[Records that describe figures]
----------

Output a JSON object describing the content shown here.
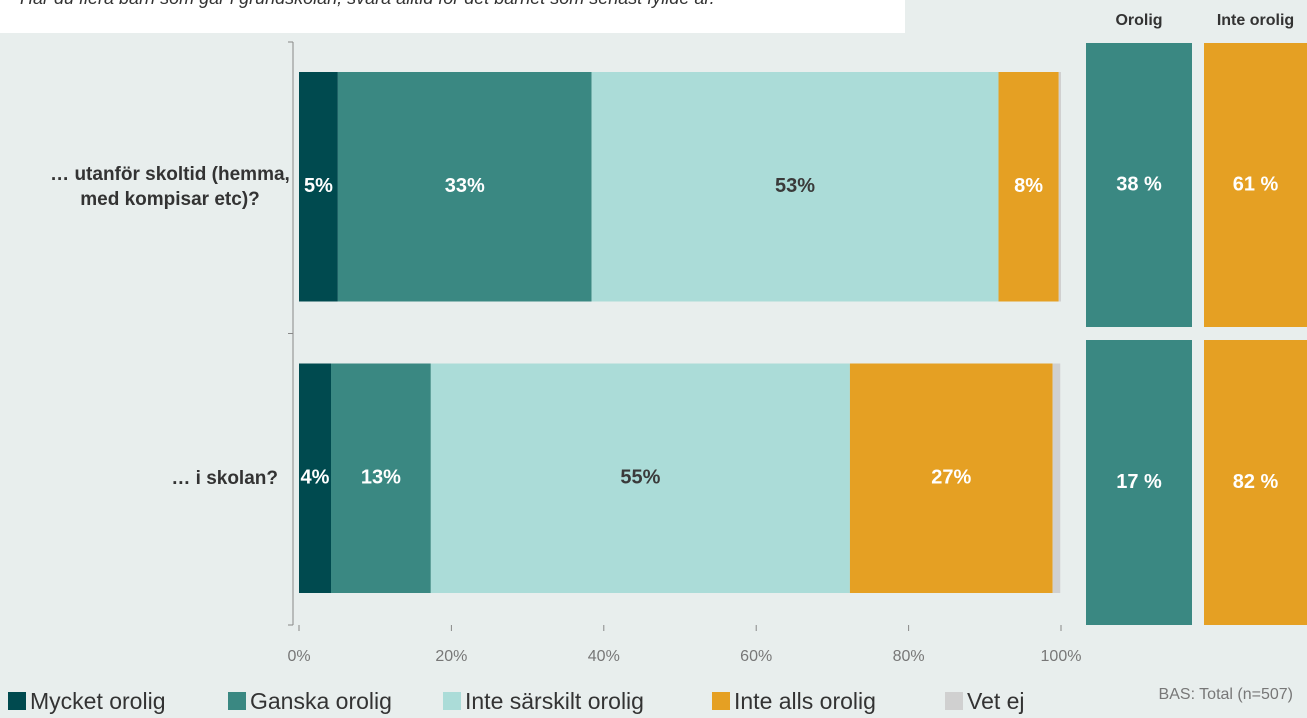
{
  "chart_data": {
    "type": "stacked_bar_horizontal",
    "subtitle": "Har du flera barn som går i grundskolan, svara alltid för det barnet som senast fyllde år.",
    "categories": [
      "… utanför skoltid (hemma, med kompisar etc)?",
      "… i skolan?"
    ],
    "series": [
      {
        "name": "Mycket orolig",
        "color": "#004a4f",
        "values": [
          5.1,
          4.2
        ],
        "value_labels": [
          "5%",
          "4%"
        ],
        "label_color": "#ffffff"
      },
      {
        "name": "Ganska orolig",
        "color": "#3a8882",
        "values": [
          33.3,
          13.1
        ],
        "value_labels": [
          "33%",
          "13%"
        ],
        "label_color": "#ffffff"
      },
      {
        "name": "Inte särskilt orolig",
        "color": "#abdcd8",
        "values": [
          53.4,
          55.0
        ],
        "value_labels": [
          "53%",
          "55%"
        ],
        "label_color": "#3a3a3a"
      },
      {
        "name": "Inte alls orolig",
        "color": "#e5a023",
        "values": [
          7.9,
          26.6
        ],
        "value_labels": [
          "8%",
          "27%"
        ],
        "label_color": "#ffffff"
      },
      {
        "name": "Vet ej",
        "color": "#d0d0d0",
        "values": [
          0.3,
          1.0
        ],
        "value_labels": [
          null,
          null
        ],
        "label_color": "#ffffff"
      }
    ],
    "xlim": [
      0,
      100
    ],
    "xticks": [
      {
        "value": 0,
        "label": "0%"
      },
      {
        "value": 20,
        "label": "20%"
      },
      {
        "value": 40,
        "label": "40%"
      },
      {
        "value": 60,
        "label": "60%"
      },
      {
        "value": 80,
        "label": "80%"
      },
      {
        "value": 100,
        "label": "100%"
      }
    ],
    "summary": {
      "headers": [
        "Orolig",
        "Inte orolig"
      ],
      "colors": [
        "#3a8882",
        "#e5a023"
      ],
      "rows": [
        [
          "38 %",
          "61 %"
        ],
        [
          "17 %",
          "82 %"
        ]
      ]
    },
    "note": "BAS: Total (n=507)"
  }
}
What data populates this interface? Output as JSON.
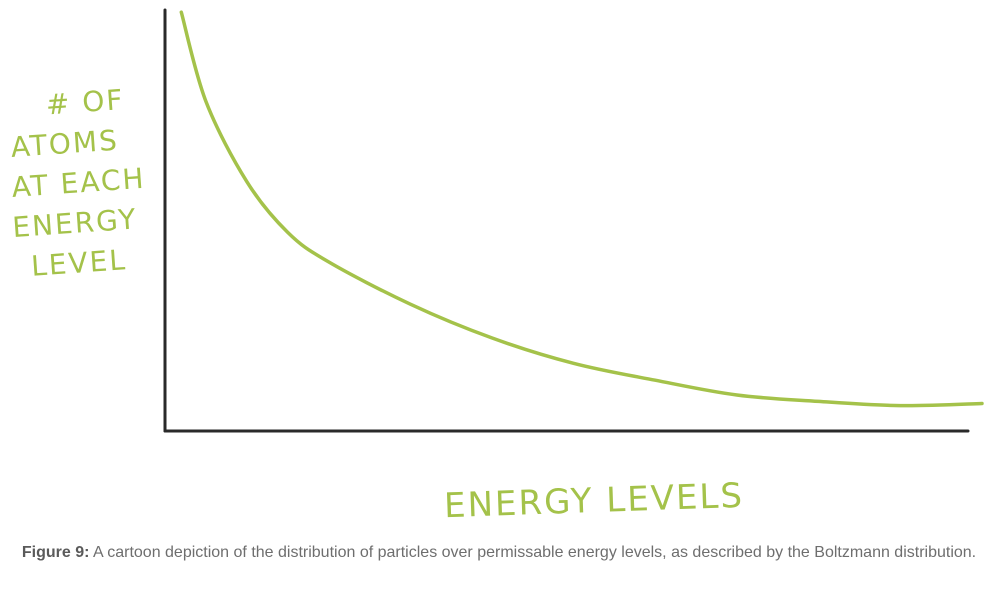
{
  "chart_data": {
    "type": "line",
    "title": "",
    "ylabel_lines": [
      "# OF",
      "ATOMS",
      "AT EACH",
      "ENERGY",
      "LEVEL"
    ],
    "xlabel": "ENERGY LEVELS",
    "x": [
      0.02,
      0.05,
      0.1,
      0.15,
      0.2,
      0.3,
      0.4,
      0.5,
      0.6,
      0.7,
      0.8,
      0.9,
      1.0
    ],
    "y": [
      0.99,
      0.78,
      0.59,
      0.47,
      0.4,
      0.3,
      0.22,
      0.16,
      0.12,
      0.085,
      0.07,
      0.06,
      0.065
    ],
    "xlim": [
      0,
      1
    ],
    "ylim": [
      0,
      1
    ],
    "grid": false,
    "tick_labels": false,
    "line_color": "#a4c24a",
    "axis_color": "#2a2a2a",
    "label_color": "#a4c24a"
  },
  "caption": {
    "label": "Figure 9:",
    "text": " A cartoon depiction of the distribution of particles over permissable energy levels, as described by the Boltzmann distribution."
  }
}
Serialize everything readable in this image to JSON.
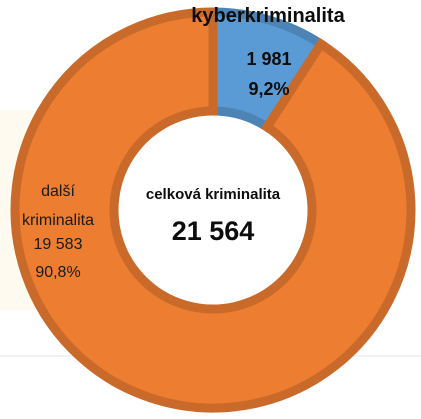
{
  "chart_data": {
    "type": "donut",
    "categories": [
      "kyberkriminalita",
      "další kriminalita"
    ],
    "values": [
      1981,
      19583
    ],
    "value_labels": [
      "1 981",
      "19 583"
    ],
    "percents": [
      9.2,
      90.8
    ],
    "percent_labels": [
      "9,2%",
      "90,8%"
    ],
    "colors": [
      "#5b9bd5",
      "#ed7d31"
    ],
    "center_title": "celková kriminalita",
    "total": {
      "value": 21564,
      "label": "21 564"
    }
  }
}
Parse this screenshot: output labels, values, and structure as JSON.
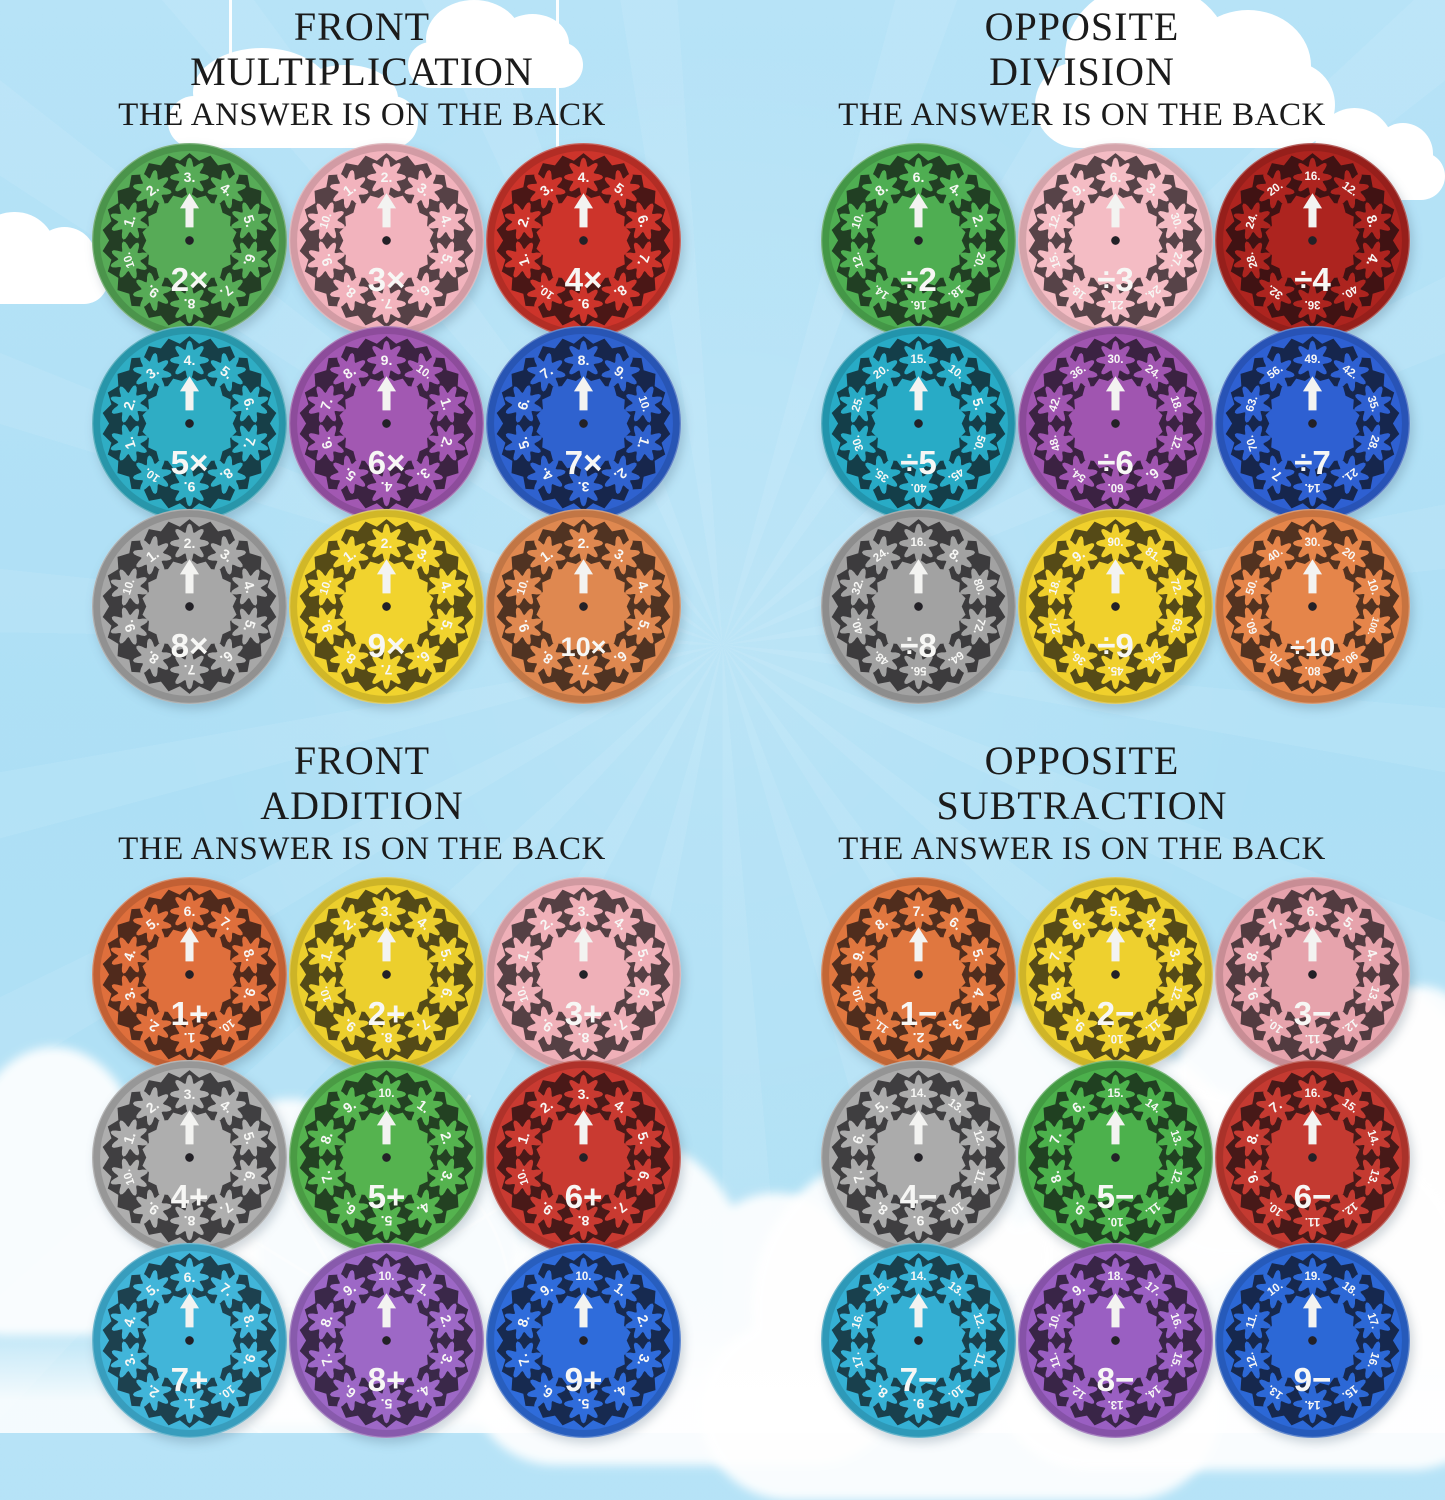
{
  "background": {
    "sky": "#b7e3f7",
    "cloud": "#ffffff",
    "title_color": "#1b1b1b"
  },
  "icons": [
    "up-arrow-icon",
    "center-dot",
    "hanging-string",
    "cloud",
    "ferris-wheel"
  ],
  "quadrants": [
    {
      "id": "multiplication",
      "title_line1": "FRONT",
      "title_line2": "MULTIPLICATION",
      "subtitle": "THE ANSWER IS ON THE BACK",
      "wheels": [
        {
          "label": "2×",
          "color": "#57ab57",
          "numbers": [
            3,
            4,
            5,
            6,
            7,
            8,
            9,
            10,
            1,
            2
          ]
        },
        {
          "label": "3×",
          "color": "#f2b3bd",
          "numbers": [
            2,
            3,
            4,
            5,
            6,
            7,
            8,
            9,
            10,
            1
          ]
        },
        {
          "label": "4×",
          "color": "#cd342b",
          "numbers": [
            4,
            5,
            6,
            7,
            8,
            9,
            10,
            1,
            2,
            3
          ]
        },
        {
          "label": "5×",
          "color": "#2fadc4",
          "numbers": [
            4,
            5,
            6,
            7,
            8,
            9,
            10,
            1,
            2,
            3
          ]
        },
        {
          "label": "6×",
          "color": "#a258b2",
          "numbers": [
            9,
            10,
            1,
            2,
            3,
            4,
            5,
            6,
            7,
            8
          ]
        },
        {
          "label": "7×",
          "color": "#2f62cf",
          "numbers": [
            8,
            9,
            10,
            1,
            2,
            3,
            4,
            5,
            6,
            7
          ]
        },
        {
          "label": "8×",
          "color": "#a7a7a7",
          "numbers": [
            2,
            3,
            4,
            5,
            6,
            7,
            8,
            9,
            10,
            1
          ]
        },
        {
          "label": "9×",
          "color": "#f1d32e",
          "numbers": [
            2,
            3,
            4,
            5,
            6,
            7,
            8,
            9,
            10,
            1
          ]
        },
        {
          "label": "10×",
          "color": "#df8850",
          "numbers": [
            2,
            3,
            4,
            5,
            6,
            7,
            8,
            9,
            10,
            1
          ]
        }
      ]
    },
    {
      "id": "division",
      "title_line1": "OPPOSITE",
      "title_line2": "DIVISION",
      "subtitle": "THE ANSWER IS ON THE BACK",
      "wheels": [
        {
          "label": "÷2",
          "color": "#4fae52",
          "numbers": [
            6,
            4,
            2,
            20,
            18,
            16,
            14,
            12,
            10,
            8
          ]
        },
        {
          "label": "÷3",
          "color": "#f4bcc4",
          "numbers": [
            6,
            3,
            30,
            27,
            24,
            21,
            18,
            15,
            12,
            9
          ]
        },
        {
          "label": "÷4",
          "color": "#ad241f",
          "numbers": [
            16,
            12,
            8,
            4,
            40,
            36,
            32,
            28,
            24,
            20
          ]
        },
        {
          "label": "÷5",
          "color": "#28abc6",
          "numbers": [
            15,
            10,
            5,
            50,
            45,
            40,
            35,
            30,
            25,
            20
          ]
        },
        {
          "label": "÷6",
          "color": "#a055b0",
          "numbers": [
            30,
            24,
            18,
            12,
            6,
            60,
            54,
            48,
            42,
            36
          ]
        },
        {
          "label": "÷7",
          "color": "#2e60d2",
          "numbers": [
            49,
            42,
            35,
            28,
            21,
            14,
            7,
            70,
            63,
            56
          ]
        },
        {
          "label": "÷8",
          "color": "#a2a2a2",
          "numbers": [
            16,
            8,
            80,
            72,
            64,
            56,
            48,
            40,
            32,
            24
          ]
        },
        {
          "label": "÷9",
          "color": "#f0d02c",
          "numbers": [
            90,
            81,
            72,
            63,
            54,
            45,
            36,
            27,
            18,
            9
          ]
        },
        {
          "label": "÷10",
          "color": "#e5854a",
          "numbers": [
            30,
            20,
            10,
            100,
            90,
            80,
            70,
            60,
            50,
            40
          ]
        }
      ]
    },
    {
      "id": "addition",
      "title_line1": "FRONT",
      "title_line2": "ADDITION",
      "subtitle": "THE ANSWER IS ON THE BACK",
      "wheels": [
        {
          "label": "1+",
          "color": "#df6f3c",
          "numbers": [
            6,
            7,
            8,
            9,
            10,
            1,
            2,
            3,
            4,
            5
          ]
        },
        {
          "label": "2+",
          "color": "#eccf2d",
          "numbers": [
            3,
            4,
            5,
            6,
            7,
            8,
            9,
            10,
            1,
            2
          ]
        },
        {
          "label": "3+",
          "color": "#efb0b8",
          "numbers": [
            3,
            4,
            5,
            6,
            7,
            8,
            9,
            10,
            1,
            2
          ]
        },
        {
          "label": "4+",
          "color": "#aeaeae",
          "numbers": [
            3,
            4,
            5,
            6,
            7,
            8,
            9,
            10,
            1,
            2
          ]
        },
        {
          "label": "5+",
          "color": "#55b34f",
          "numbers": [
            10,
            1,
            2,
            3,
            4,
            5,
            6,
            7,
            8,
            9
          ]
        },
        {
          "label": "6+",
          "color": "#c93a31",
          "numbers": [
            3,
            4,
            5,
            6,
            7,
            8,
            9,
            10,
            1,
            2
          ]
        },
        {
          "label": "7+",
          "color": "#41b5d9",
          "numbers": [
            6,
            7,
            8,
            9,
            10,
            1,
            2,
            3,
            4,
            5
          ]
        },
        {
          "label": "8+",
          "color": "#9d68c6",
          "numbers": [
            10,
            1,
            2,
            3,
            4,
            5,
            6,
            7,
            8,
            9
          ]
        },
        {
          "label": "9+",
          "color": "#2f6cdb",
          "numbers": [
            10,
            1,
            2,
            3,
            4,
            5,
            6,
            7,
            8,
            9
          ]
        }
      ]
    },
    {
      "id": "subtraction",
      "title_line1": "OPPOSITE",
      "title_line2": "SUBTRACTION",
      "subtitle": "THE ANSWER IS ON THE BACK",
      "wheels": [
        {
          "label": "1−",
          "color": "#e0773f",
          "numbers": [
            7,
            6,
            5,
            4,
            3,
            2,
            11,
            10,
            9,
            8
          ]
        },
        {
          "label": "2−",
          "color": "#eed02e",
          "numbers": [
            5,
            4,
            3,
            12,
            11,
            10,
            9,
            8,
            7,
            6
          ]
        },
        {
          "label": "3−",
          "color": "#e6a3ac",
          "numbers": [
            6,
            5,
            4,
            13,
            12,
            11,
            10,
            9,
            8,
            7
          ]
        },
        {
          "label": "4−",
          "color": "#ababab",
          "numbers": [
            14,
            13,
            12,
            11,
            10,
            9,
            8,
            7,
            6,
            5
          ]
        },
        {
          "label": "5−",
          "color": "#4cb14c",
          "numbers": [
            15,
            14,
            13,
            12,
            11,
            10,
            9,
            8,
            7,
            6
          ]
        },
        {
          "label": "6−",
          "color": "#c43a31",
          "numbers": [
            16,
            15,
            14,
            13,
            12,
            11,
            10,
            9,
            8,
            7
          ]
        },
        {
          "label": "7−",
          "color": "#35b0d4",
          "numbers": [
            14,
            13,
            12,
            11,
            10,
            9,
            8,
            17,
            16,
            15
          ]
        },
        {
          "label": "8−",
          "color": "#9a5fc2",
          "numbers": [
            18,
            17,
            16,
            15,
            14,
            13,
            12,
            11,
            10,
            9
          ]
        },
        {
          "label": "9−",
          "color": "#2c68d6",
          "numbers": [
            19,
            18,
            17,
            16,
            15,
            14,
            13,
            12,
            11,
            10
          ]
        }
      ]
    }
  ]
}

----------

• Stated exercise:
Copy out each line of the listing that holds "JSON".

• Task solution:
Output a JSON object describing the content shown here.
What data populates this interface? Output as JSON.
Serialize everything readable in this image to JSON.
Parse this screenshot: output labels, values, and structure as JSON.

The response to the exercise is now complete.